§ **Given problem**
Track down the lines that contain "Search" and copy them.

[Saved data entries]
——

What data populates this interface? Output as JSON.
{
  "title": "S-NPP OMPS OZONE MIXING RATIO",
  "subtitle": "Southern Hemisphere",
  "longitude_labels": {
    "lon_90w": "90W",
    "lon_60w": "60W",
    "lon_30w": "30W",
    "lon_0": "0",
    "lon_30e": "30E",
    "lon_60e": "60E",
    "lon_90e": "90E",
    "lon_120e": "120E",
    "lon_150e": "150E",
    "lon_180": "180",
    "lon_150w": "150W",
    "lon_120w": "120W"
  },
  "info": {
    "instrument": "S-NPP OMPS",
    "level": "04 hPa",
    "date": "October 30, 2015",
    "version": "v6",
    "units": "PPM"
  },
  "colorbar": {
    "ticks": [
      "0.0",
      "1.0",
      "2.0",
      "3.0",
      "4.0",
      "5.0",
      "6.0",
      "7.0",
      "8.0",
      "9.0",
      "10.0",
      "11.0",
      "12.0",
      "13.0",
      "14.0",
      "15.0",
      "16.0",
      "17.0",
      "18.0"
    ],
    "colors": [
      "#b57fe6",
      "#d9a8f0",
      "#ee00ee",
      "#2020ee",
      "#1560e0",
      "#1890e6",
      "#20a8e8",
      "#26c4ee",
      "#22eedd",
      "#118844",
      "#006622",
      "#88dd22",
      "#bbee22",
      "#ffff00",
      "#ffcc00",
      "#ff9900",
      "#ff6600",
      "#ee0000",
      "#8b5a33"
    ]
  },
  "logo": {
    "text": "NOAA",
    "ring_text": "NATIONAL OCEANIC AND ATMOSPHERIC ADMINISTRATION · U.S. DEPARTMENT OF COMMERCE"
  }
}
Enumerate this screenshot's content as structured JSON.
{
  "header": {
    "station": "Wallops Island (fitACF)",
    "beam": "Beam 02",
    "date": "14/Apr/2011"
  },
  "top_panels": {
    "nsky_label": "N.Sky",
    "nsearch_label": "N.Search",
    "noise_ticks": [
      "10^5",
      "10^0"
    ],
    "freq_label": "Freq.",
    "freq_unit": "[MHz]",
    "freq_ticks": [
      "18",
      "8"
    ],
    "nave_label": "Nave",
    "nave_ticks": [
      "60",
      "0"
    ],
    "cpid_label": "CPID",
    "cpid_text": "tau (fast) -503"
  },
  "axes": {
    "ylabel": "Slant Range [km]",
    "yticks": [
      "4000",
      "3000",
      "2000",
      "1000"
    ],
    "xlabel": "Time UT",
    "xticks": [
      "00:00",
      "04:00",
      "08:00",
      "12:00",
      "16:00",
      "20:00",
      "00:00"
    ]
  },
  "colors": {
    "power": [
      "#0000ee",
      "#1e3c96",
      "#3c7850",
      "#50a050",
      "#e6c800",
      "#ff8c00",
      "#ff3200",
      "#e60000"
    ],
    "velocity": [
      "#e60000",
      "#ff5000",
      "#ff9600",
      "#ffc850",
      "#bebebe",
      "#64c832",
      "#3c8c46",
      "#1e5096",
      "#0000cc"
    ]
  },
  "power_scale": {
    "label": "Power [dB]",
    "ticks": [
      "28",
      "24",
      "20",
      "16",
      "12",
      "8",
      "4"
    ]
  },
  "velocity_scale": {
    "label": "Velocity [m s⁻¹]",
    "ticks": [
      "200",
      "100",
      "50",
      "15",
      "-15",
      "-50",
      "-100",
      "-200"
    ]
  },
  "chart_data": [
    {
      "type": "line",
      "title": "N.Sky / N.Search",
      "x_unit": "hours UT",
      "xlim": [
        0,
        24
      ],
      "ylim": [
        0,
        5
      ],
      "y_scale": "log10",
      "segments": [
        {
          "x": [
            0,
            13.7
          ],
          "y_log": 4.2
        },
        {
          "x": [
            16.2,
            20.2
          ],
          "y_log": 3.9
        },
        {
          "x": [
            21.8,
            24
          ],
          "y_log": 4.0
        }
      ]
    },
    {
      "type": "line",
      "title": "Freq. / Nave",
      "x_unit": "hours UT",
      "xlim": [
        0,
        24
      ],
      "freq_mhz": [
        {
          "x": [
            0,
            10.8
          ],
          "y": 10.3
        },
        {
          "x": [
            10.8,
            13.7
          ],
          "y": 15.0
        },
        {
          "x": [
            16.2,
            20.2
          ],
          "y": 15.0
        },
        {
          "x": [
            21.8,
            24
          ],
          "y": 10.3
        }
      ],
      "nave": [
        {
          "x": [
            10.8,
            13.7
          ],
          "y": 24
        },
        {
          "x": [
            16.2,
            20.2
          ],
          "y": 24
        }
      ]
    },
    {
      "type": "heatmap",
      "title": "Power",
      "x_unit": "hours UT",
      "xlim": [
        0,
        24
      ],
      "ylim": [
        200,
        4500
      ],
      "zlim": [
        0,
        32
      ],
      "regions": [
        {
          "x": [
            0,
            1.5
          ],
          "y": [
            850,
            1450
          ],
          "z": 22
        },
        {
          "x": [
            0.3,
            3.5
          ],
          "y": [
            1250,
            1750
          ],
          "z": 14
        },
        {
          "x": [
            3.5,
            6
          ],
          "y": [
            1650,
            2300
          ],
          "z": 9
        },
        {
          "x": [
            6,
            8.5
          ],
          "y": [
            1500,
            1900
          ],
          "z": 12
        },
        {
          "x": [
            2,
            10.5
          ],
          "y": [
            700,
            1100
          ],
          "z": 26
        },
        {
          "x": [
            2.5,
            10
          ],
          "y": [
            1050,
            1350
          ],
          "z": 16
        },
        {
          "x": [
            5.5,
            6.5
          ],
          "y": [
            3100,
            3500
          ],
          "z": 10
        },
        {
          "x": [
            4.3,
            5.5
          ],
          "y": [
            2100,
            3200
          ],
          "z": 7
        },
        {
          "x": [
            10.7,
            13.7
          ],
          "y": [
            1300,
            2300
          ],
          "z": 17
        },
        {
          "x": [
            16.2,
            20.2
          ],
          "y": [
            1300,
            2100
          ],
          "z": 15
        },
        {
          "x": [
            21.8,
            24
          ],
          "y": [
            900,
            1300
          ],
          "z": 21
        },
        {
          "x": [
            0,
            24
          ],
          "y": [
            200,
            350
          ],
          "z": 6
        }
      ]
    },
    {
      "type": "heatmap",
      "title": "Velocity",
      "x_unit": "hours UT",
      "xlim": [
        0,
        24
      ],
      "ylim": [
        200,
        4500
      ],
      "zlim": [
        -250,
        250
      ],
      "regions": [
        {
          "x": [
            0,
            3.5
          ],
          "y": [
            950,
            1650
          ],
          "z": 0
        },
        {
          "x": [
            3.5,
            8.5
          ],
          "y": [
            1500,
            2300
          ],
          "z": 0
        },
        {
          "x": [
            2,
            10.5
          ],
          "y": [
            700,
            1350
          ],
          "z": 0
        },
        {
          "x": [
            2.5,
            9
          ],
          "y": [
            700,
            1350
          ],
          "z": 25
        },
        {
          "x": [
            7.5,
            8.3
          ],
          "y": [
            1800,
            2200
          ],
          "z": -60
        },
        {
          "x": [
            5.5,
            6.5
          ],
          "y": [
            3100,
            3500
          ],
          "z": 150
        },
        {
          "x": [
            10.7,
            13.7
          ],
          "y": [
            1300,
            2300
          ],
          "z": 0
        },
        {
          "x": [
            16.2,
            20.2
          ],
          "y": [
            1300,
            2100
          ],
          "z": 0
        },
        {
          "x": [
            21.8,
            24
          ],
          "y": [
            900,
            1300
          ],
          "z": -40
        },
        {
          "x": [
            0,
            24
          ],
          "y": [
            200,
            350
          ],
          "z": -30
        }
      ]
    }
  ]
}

——

§ **Output of the task**
    "nsearch_label": "N.Search",
      "title": "N.Sky / N.Search",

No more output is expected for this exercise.